Data tied to figure images:
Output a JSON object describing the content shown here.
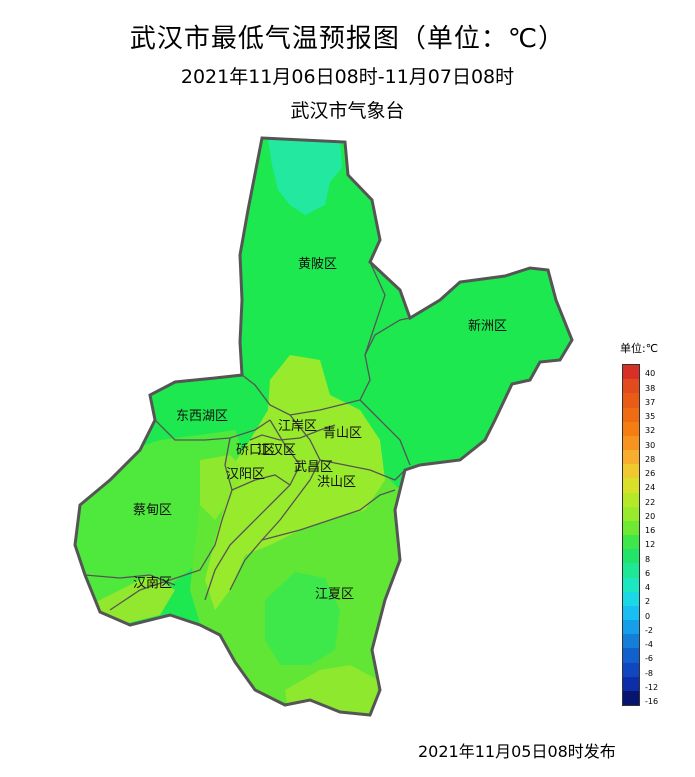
{
  "header": {
    "title": "武汉市最低气温预报图（单位：℃）",
    "subtitle": "2021年11月06日08时-11月07日08时",
    "agency": "武汉市气象台"
  },
  "footer": {
    "issued": "2021年11月05日08时发布"
  },
  "districts": [
    {
      "id": "huangpi",
      "name": "黄陂区"
    },
    {
      "id": "xinzhou",
      "name": "新洲区"
    },
    {
      "id": "dongxihu",
      "name": "东西湖区"
    },
    {
      "id": "jiangan",
      "name": "江岸区"
    },
    {
      "id": "qiaokou",
      "name": "硚口区"
    },
    {
      "id": "jianghan",
      "name": "江汉区"
    },
    {
      "id": "qingshan",
      "name": "青山区"
    },
    {
      "id": "hanyang",
      "name": "汉阳区"
    },
    {
      "id": "wuchang",
      "name": "武昌区"
    },
    {
      "id": "hongshan",
      "name": "洪山区"
    },
    {
      "id": "caidian",
      "name": "蔡甸区"
    },
    {
      "id": "hannan",
      "name": "汉南区"
    },
    {
      "id": "jiangxia",
      "name": "江夏区"
    }
  ],
  "legend": {
    "title": "单位:℃",
    "steps": [
      {
        "label": "40",
        "color": "#d73027"
      },
      {
        "label": "38",
        "color": "#e34a1e"
      },
      {
        "label": "37",
        "color": "#ea5b15"
      },
      {
        "label": "35",
        "color": "#f06c12"
      },
      {
        "label": "32",
        "color": "#f47e12"
      },
      {
        "label": "30",
        "color": "#f79420"
      },
      {
        "label": "28",
        "color": "#f7ad2e"
      },
      {
        "label": "26",
        "color": "#f0c830"
      },
      {
        "label": "24",
        "color": "#d8e02a"
      },
      {
        "label": "22",
        "color": "#b6e82a"
      },
      {
        "label": "20",
        "color": "#98ea2c"
      },
      {
        "label": "16",
        "color": "#6eea34"
      },
      {
        "label": "12",
        "color": "#3ee84a"
      },
      {
        "label": "8",
        "color": "#22e468"
      },
      {
        "label": "6",
        "color": "#1ee896"
      },
      {
        "label": "4",
        "color": "#1be8c0"
      },
      {
        "label": "2",
        "color": "#1ad8e4"
      },
      {
        "label": "0",
        "color": "#18bff0"
      },
      {
        "label": "-2",
        "color": "#169ee8"
      },
      {
        "label": "-4",
        "color": "#147ed8"
      },
      {
        "label": "-6",
        "color": "#1260cc"
      },
      {
        "label": "-8",
        "color": "#1046c0"
      },
      {
        "label": "-12",
        "color": "#0c2ea8"
      },
      {
        "label": "-16",
        "color": "#061670"
      }
    ]
  },
  "colors": {
    "cool_green": "#1ee850",
    "mid_green": "#5fe636",
    "warm_yellowgreen": "#9be82e",
    "cold_north": "#22e8a0",
    "border": "#555555"
  }
}
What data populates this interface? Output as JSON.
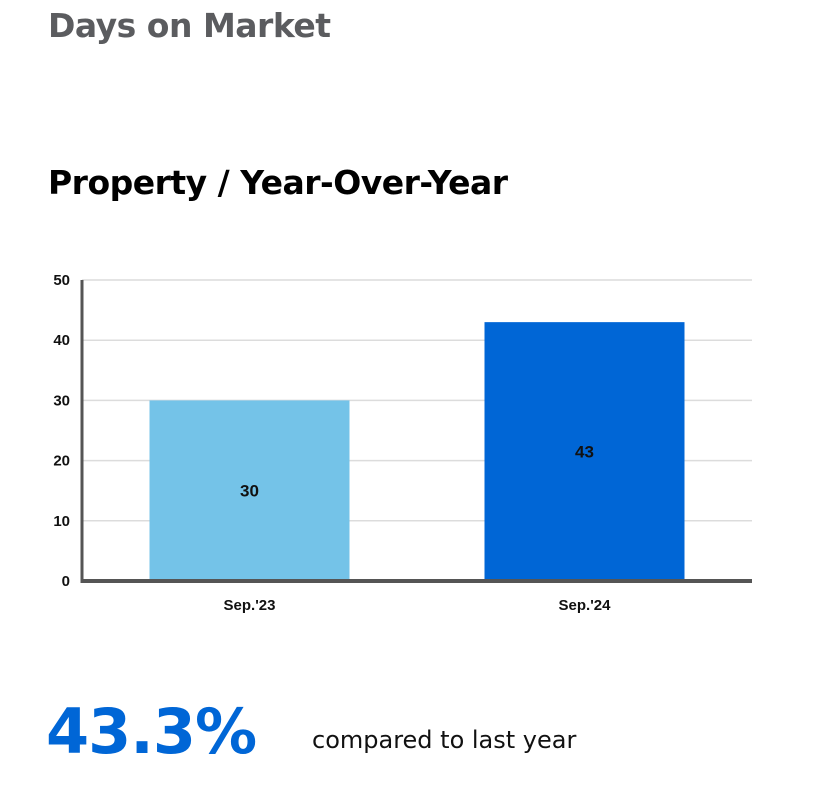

TO BE DONE: Show the lines where the word "Output" appears in the entries.

FINAL RESULT:
Output a JSON object describing the content shown here.
What data populates this interface? Output as JSON.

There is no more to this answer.